THE HATFIELDS AND McCOYS GO GLOBAL

Just when we thought we’d celebrate a New Year with some vague hopes of progress in the Peace Department, the good old reliable Israelis and Palestinians remind us once again that there need not be a dime’s worth of difference in our ethnic pedigrees before we earnestly slaughter one another. Rocket attacks met with bombing raids and no doubt an imminent invasion by  Israeli ground troops helps us cling to the familiar in the face of a blank slate of a New Year. We can rest assured that 2009 will be like 2008, only more so. So while president-elect Obama tries to figure out how the get America out of one war, our staunch ally Israel provides the world with a reminder that the Middle East will continue to be a thorn in the side of human progress and any hopes for peace for the foreseeable future.

• Task 1: Translate this sentence from the essay on the Israeli-Palestinian fighting into Spanish: "We can rest assured that 2009 will be like 2008, only more so."
• Task 2: Carry on the essay on the Israeli-Palestinian fighting from the end of its last paragraph.

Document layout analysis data
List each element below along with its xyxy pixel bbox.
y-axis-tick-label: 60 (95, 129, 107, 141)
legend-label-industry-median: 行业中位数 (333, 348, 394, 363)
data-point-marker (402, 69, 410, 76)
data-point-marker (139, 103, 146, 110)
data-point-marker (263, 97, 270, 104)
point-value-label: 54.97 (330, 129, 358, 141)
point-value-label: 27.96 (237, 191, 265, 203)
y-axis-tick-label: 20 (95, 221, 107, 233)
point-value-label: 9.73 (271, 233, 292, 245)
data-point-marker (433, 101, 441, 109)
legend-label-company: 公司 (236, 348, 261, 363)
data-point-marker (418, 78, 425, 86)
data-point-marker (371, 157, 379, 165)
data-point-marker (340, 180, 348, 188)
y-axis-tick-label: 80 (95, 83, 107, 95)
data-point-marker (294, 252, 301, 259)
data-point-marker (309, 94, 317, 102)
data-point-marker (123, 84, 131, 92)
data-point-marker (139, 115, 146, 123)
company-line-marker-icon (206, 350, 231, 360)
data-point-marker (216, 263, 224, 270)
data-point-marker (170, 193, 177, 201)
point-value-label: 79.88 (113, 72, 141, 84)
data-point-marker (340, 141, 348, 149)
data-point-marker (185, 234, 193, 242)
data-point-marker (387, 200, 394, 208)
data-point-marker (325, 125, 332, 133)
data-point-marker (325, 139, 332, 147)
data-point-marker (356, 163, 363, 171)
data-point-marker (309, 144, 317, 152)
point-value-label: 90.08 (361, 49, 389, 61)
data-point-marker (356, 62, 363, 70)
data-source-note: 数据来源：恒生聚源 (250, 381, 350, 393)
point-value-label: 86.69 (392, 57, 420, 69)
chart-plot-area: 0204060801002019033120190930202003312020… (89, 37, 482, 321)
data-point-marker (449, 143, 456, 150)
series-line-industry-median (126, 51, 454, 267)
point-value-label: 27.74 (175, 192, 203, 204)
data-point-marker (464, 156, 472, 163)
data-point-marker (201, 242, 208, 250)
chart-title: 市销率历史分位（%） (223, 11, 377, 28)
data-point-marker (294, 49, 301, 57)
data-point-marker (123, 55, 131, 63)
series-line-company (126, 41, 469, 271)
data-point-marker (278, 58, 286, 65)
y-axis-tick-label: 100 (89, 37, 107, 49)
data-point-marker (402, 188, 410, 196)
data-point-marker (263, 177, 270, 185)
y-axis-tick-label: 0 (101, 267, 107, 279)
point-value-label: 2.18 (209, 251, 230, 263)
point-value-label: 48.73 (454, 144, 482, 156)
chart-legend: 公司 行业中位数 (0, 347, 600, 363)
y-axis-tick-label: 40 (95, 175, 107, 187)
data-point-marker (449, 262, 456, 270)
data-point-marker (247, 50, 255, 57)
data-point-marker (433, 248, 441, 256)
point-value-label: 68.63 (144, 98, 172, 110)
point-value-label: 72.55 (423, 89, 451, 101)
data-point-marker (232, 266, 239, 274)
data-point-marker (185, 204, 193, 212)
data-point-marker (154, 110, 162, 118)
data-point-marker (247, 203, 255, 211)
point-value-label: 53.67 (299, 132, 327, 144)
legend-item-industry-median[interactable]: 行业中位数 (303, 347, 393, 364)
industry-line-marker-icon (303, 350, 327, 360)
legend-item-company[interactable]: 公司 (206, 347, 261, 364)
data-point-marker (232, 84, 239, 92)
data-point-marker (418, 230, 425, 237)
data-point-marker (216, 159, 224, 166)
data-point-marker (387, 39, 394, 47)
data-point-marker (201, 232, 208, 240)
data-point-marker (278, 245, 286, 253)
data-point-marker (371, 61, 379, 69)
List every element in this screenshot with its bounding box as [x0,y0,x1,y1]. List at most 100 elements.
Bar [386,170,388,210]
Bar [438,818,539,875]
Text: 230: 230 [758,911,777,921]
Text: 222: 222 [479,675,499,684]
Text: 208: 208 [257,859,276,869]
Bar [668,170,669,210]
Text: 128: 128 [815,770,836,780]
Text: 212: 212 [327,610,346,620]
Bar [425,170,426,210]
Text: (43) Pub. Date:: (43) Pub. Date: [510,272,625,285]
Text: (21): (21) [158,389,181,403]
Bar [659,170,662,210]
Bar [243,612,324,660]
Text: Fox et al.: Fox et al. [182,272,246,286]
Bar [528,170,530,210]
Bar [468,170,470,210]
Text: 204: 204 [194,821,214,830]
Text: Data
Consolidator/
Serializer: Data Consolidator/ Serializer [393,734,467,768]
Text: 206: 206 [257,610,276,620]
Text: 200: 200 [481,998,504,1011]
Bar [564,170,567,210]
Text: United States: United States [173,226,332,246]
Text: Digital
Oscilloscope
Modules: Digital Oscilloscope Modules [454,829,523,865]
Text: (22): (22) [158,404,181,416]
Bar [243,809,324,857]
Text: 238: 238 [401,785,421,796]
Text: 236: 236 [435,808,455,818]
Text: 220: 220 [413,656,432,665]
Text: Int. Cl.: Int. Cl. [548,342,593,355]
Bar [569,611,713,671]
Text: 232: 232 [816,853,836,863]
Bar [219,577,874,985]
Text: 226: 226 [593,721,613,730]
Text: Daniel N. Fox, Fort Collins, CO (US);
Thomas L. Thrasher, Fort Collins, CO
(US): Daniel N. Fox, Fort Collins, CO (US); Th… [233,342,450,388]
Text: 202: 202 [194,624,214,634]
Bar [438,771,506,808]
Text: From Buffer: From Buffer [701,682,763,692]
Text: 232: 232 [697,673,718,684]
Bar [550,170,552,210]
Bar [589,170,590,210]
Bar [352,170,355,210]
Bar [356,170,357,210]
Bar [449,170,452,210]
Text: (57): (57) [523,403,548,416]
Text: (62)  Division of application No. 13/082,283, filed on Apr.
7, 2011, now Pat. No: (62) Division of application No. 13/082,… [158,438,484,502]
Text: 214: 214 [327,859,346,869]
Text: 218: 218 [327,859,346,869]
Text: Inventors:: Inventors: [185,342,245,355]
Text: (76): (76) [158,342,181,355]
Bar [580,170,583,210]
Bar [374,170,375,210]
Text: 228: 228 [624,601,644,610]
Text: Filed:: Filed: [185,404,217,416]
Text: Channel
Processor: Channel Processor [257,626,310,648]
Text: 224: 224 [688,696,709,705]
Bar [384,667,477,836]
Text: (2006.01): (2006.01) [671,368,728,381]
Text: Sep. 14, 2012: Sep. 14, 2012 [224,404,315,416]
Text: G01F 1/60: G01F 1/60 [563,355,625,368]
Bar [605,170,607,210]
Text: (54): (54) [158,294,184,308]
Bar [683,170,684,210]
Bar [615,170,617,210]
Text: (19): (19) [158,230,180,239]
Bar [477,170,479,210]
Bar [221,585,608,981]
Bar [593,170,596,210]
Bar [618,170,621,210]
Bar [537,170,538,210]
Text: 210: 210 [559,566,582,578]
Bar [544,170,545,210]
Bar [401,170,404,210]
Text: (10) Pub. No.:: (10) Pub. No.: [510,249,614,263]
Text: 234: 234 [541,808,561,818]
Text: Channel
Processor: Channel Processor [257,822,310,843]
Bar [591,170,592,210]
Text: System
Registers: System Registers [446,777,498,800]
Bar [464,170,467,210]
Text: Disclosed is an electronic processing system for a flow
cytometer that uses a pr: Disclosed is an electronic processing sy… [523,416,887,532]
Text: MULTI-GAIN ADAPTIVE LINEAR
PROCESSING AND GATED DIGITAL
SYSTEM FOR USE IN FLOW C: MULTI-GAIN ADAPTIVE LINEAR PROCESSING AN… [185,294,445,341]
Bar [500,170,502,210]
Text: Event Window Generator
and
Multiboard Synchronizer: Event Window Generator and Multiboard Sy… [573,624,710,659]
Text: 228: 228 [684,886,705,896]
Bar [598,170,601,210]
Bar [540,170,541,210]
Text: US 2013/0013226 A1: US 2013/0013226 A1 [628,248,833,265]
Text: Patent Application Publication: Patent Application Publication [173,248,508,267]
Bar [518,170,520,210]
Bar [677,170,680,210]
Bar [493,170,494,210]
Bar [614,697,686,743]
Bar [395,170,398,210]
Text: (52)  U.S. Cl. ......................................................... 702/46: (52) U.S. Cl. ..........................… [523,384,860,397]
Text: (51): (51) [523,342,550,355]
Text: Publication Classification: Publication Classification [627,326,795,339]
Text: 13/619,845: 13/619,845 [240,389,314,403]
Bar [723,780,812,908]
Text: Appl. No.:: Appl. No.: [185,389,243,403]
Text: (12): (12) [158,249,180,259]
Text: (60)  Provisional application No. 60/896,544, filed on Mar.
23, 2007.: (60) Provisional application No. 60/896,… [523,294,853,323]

• Your response 1: Podemos estar seguros de que 2009 será como 2008, solo que aún más.

• Your response 2:
While various African nations have been doing their part, staying busy as one-armed piano players practicing genocide on minority ethnic groups within their borders that look just like the majority ethnic groups, it took the high-profile Middle East to really send home the message that the world is full of the fighting spirit of the Hatfields and McCoys, two families on the West Virginia-Kentucky border that feuded for decades for reasons both families forgot long before they ended their fatal hostilities. It seems the reasons for feuds (and wars) become secondary once the shooting starts, and then it’s a matter of custom and inertia. Would the Israelis and Palestinians know what to do with themselves without a sworn blood enemy? 

How about all those tribes in Africa? With no subhuman dogs to slaughter they just might have to come up with a workable way to govern their nations. Where’s the fun in that? Where’s the glory? Besides, peaceful governments usually have to answer to their citizens for their failures and ineffectiveness, subjects that never come up when one’s nation is in a constant state of national emergency (war). And it’s not just our leaders who are to blame for this crap, it’s us too, who buy into the irrational hatred. Did any American really have a beef with Iraq? How many of us spent sleepless nights worrying about that nation before we invaded them? Well, now there’s plenty of reasons for concern, but still not a damned one for hating anybody.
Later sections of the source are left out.